● The problem
Produce an exact copy of all the data below, dropping every image.

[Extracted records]
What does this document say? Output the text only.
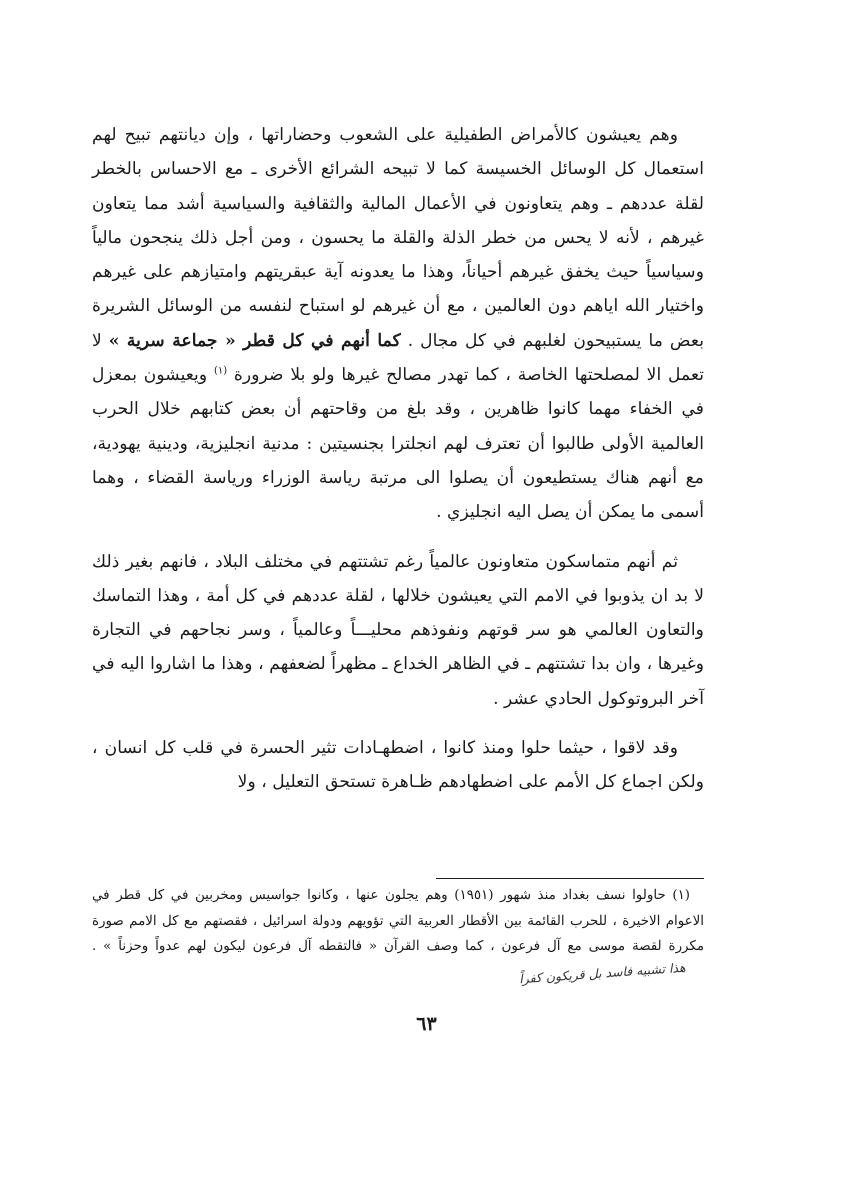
وهم يعيشون كالأمراض الطفيلية على الشعوب وحضاراتها ، وإن ديانتهم تبيح لهم استعمال كل الوسائل الخسيسة كما لا تبيحه الشرائع الأخرى ـ مع الاحساس بالخطر لقلة عددهم ـ وهم يتعاونون في الأعمال المالية والثقافية والسياسية أشد مما يتعاون غيرهم ، لأنه لا يحس من خطر الذلة والقلة ما يحسون ، ومن أجل ذلك ينجحون مالياً وسياسياً حيث يخفق غيرهم أحياناً، وهذا ما يعدونه آية عبقريتهم وامتيازهم على غيرهم واختيار الله اياهم دون العالمين ، مع أن غيرهم لو استباح لنفسه من الوسائل الشريرة بعض ما يستبيحون لغلبهم في كل مجال . كما أنهم في كل قطر « جماعة سرية » لا تعمل الا لمصلحتها الخاصة ، كما تهدر مصالح غيرها ولو بلا ضرورة $^{(١)}$ ويعيشون بمعزل في الخفاء مهما كانوا ظاهرين ، وقد بلغ من وقاحتهم أن بعض كتابهم خلال الحرب العالمية الأولى طالبوا أن تعترف لهم انجلترا بجنسيتين : مدنية انجليزية، ودينية يهودية، مع أنهم هناك يستطيعون أن يصلوا الى مرتبة رياسة الوزراء ورياسة القضاء ، وهما أسمى ما يمكن أن يصل اليه انجليزي .

ثم أنهم متماسكون متعاونون عالمياً رغم تشتتهم في مختلف البلاد ، فانهم بغير ذلك لا بد ان يذوبوا في الامم التي يعيشون خلالها ، لقلة عددهم في كل أمة ، وهذا التماسك والتعاون العالمي هو سر قوتهم ونفوذهم محليـــاً وعالمياً ، وسر نجاحهم في التجارة وغيرها ، وان بدا تشتتهم ـ في الظاهر الخداع ـ مظهراً لضعفهم ، وهذا ما اشاروا اليه في آخر البروتوكول الحادي عشر .

وقد لاقوا ، حيثما حلوا ومنذ كانوا ، اضطهـادات تثير الحسرة في قلب كل انسان ، ولكن اجماع كل الأمم على اضطهادهم ظـاهرة تستحق التعليل ، ولا

(١) حاولوا نسف بغداد منذ شهور (١٩٥١) وهم يجلون عنها ، وكانوا جواسيس ومخربين في كل قطر في الاعوام الاخيرة ، للحرب القائمة بين الأقطار العربية التي تؤويهم ودولة اسرائيل ، فقصتهم مع كل الامم صورة مكررة لقصة موسى مع آل فرعون ، كما وصف القرآن « فالتقطه آل فرعون ليكون لهم عدواً وحزناً » . هذا تشبيه فاسد بل قريكون كفراً

٦٣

● Response below
What does this document say? Output the text only.
وهم يعيشون كالأمراض الطفيلية على الشعوب وحضاراتها ، وإن ديانتهم تبيح لهم استعمال كل الوسائل الخسيسة كما لا تبيحه الشرائع الأخرى ـ مع الاحساس بالخطر لقلة عددهم ـ وهم يتعاونون في الأعمال المالية والثقافية والسياسية أشد مما يتعاون غيرهم ، لأنه لا يحس من خطر الذلة والقلة ما يحسون ، ومن أجل ذلك ينجحون مالياً وسياسياً حيث يخفق غيرهم أحياناً، وهذا ما يعدونه آية عبقريتهم وامتيازهم على غيرهم واختيار الله اياهم دون العالمين ، مع أن غيرهم لو استباح لنفسه من الوسائل الشريرة بعض ما يستبيحون لغلبهم في كل مجال . كما أنهم في كل قطر « جماعة سرية » لا تعمل الا لمصلحتها الخاصة ، كما تهدر مصالح غيرها ولو بلا ضرورة $^{(١)}$ ويعيشون بمعزل في الخفاء مهما كانوا ظاهرين ، وقد بلغ من وقاحتهم أن بعض كتابهم خلال الحرب العالمية الأولى طالبوا أن تعترف لهم انجلترا بجنسيتين : مدنية انجليزية، ودينية يهودية، مع أنهم هناك يستطيعون أن يصلوا الى مرتبة رياسة الوزراء ورياسة القضاء ، وهما أسمى ما يمكن أن يصل اليه انجليزي .

ثم أنهم متماسكون متعاونون عالمياً رغم تشتتهم في مختلف البلاد ، فانهم بغير ذلك لا بد ان يذوبوا في الامم التي يعيشون خلالها ، لقلة عددهم في كل أمة ، وهذا التماسك والتعاون العالمي هو سر قوتهم ونفوذهم محليـــاً وعالمياً ، وسر نجاحهم في التجارة وغيرها ، وان بدا تشتتهم ـ في الظاهر الخداع ـ مظهراً لضعفهم ، وهذا ما اشاروا اليه في آخر البروتوكول الحادي عشر .

وقد لاقوا ، حيثما حلوا ومنذ كانوا ، اضطهـادات تثير الحسرة في قلب كل انسان ، ولكن اجماع كل الأمم على اضطهادهم ظـاهرة تستحق التعليل ، ولا

(١) حاولوا نسف بغداد منذ شهور (١٩٥١) وهم يجلون عنها ، وكانوا جواسيس ومخربين في كل قطر في الاعوام الاخيرة ، للحرب القائمة بين الأقطار العربية التي تؤويهم ودولة اسرائيل ، فقصتهم مع كل الامم صورة مكررة لقصة موسى مع آل فرعون ، كما وصف القرآن « فالتقطه آل فرعون ليكون لهم عدواً وحزناً » . هذا تشبيه فاسد بل قريكون كفراً

٦٣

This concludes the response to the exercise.